▶ [REQUIREMENT]
Go through the records and extract every line with the word "structured".

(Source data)
--- start ---

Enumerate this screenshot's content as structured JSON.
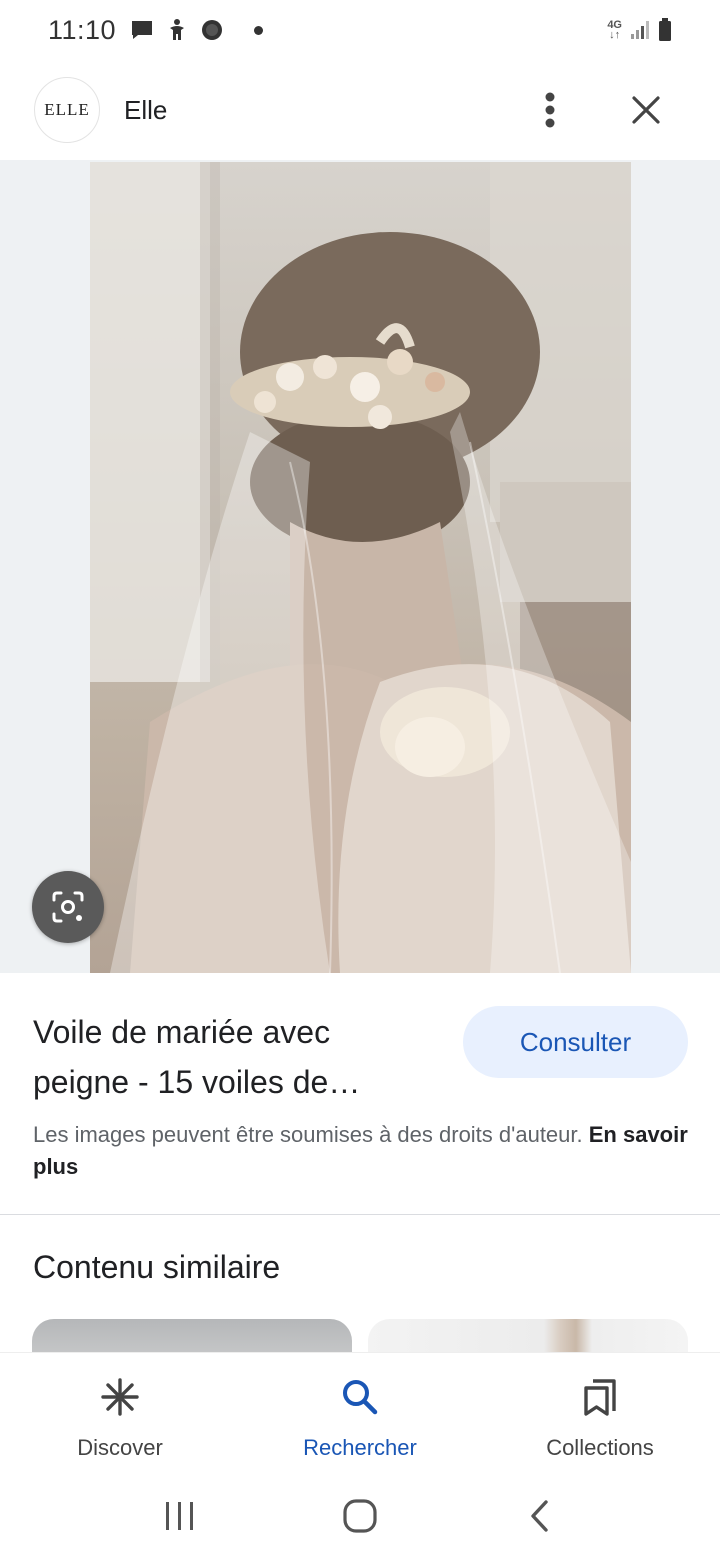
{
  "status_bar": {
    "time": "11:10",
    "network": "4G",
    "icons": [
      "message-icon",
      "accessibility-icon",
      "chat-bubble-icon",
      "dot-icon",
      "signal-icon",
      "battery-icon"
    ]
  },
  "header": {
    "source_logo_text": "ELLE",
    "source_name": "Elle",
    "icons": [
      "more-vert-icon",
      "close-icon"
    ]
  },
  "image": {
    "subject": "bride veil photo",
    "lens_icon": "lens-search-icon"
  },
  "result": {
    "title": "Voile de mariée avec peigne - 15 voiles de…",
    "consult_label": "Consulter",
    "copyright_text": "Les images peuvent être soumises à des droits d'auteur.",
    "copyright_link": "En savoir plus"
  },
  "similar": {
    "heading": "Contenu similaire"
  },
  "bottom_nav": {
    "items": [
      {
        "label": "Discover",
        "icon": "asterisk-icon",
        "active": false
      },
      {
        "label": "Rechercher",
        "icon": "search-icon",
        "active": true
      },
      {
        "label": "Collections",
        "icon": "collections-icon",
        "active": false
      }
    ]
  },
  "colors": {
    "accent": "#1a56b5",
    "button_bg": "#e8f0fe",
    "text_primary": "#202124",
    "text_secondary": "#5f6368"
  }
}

--- end ---
--- start ---

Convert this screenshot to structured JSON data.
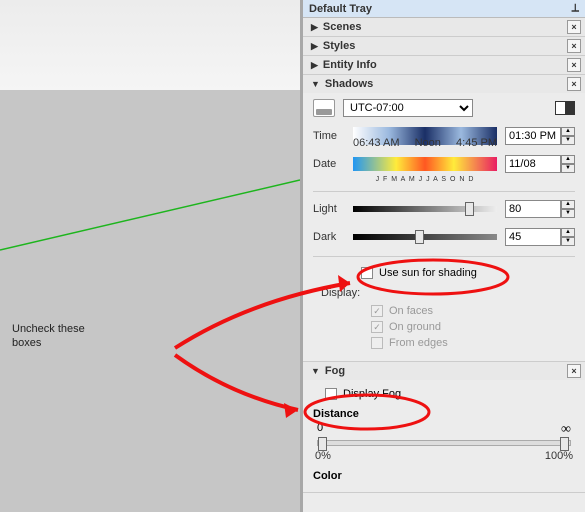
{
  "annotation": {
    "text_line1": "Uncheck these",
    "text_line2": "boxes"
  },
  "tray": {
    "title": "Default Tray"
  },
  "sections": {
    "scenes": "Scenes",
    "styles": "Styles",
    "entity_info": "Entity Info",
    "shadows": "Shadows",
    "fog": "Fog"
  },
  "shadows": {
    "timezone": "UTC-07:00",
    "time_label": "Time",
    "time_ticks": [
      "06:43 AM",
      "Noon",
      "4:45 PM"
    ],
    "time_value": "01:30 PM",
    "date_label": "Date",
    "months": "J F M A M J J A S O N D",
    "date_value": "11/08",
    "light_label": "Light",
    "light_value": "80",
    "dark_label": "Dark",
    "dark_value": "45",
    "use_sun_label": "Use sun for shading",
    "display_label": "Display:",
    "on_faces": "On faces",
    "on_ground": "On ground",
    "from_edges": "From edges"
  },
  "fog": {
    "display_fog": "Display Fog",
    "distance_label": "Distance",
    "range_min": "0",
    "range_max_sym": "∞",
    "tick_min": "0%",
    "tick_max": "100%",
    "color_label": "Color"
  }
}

--- end ---
--- start ---

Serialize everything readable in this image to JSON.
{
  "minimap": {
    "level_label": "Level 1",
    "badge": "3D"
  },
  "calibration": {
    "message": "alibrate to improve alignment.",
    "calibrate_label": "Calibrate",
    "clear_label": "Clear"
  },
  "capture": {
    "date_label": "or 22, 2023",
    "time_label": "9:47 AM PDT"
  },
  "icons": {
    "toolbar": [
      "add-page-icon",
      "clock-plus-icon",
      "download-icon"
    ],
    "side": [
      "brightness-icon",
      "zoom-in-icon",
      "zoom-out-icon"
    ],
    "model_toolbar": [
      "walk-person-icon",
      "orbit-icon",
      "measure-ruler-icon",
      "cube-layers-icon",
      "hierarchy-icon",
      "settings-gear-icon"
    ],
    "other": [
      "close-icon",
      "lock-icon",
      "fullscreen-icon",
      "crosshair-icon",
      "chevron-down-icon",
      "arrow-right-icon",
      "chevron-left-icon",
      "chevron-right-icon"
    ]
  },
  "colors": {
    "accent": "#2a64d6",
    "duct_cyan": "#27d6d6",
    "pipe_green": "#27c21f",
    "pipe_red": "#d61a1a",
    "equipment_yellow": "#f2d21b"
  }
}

--- end ---

▶ [TASK OUTPUT]
Enumerate this screenshot's content as structured JSON.
Convert this screenshot to structured JSON data.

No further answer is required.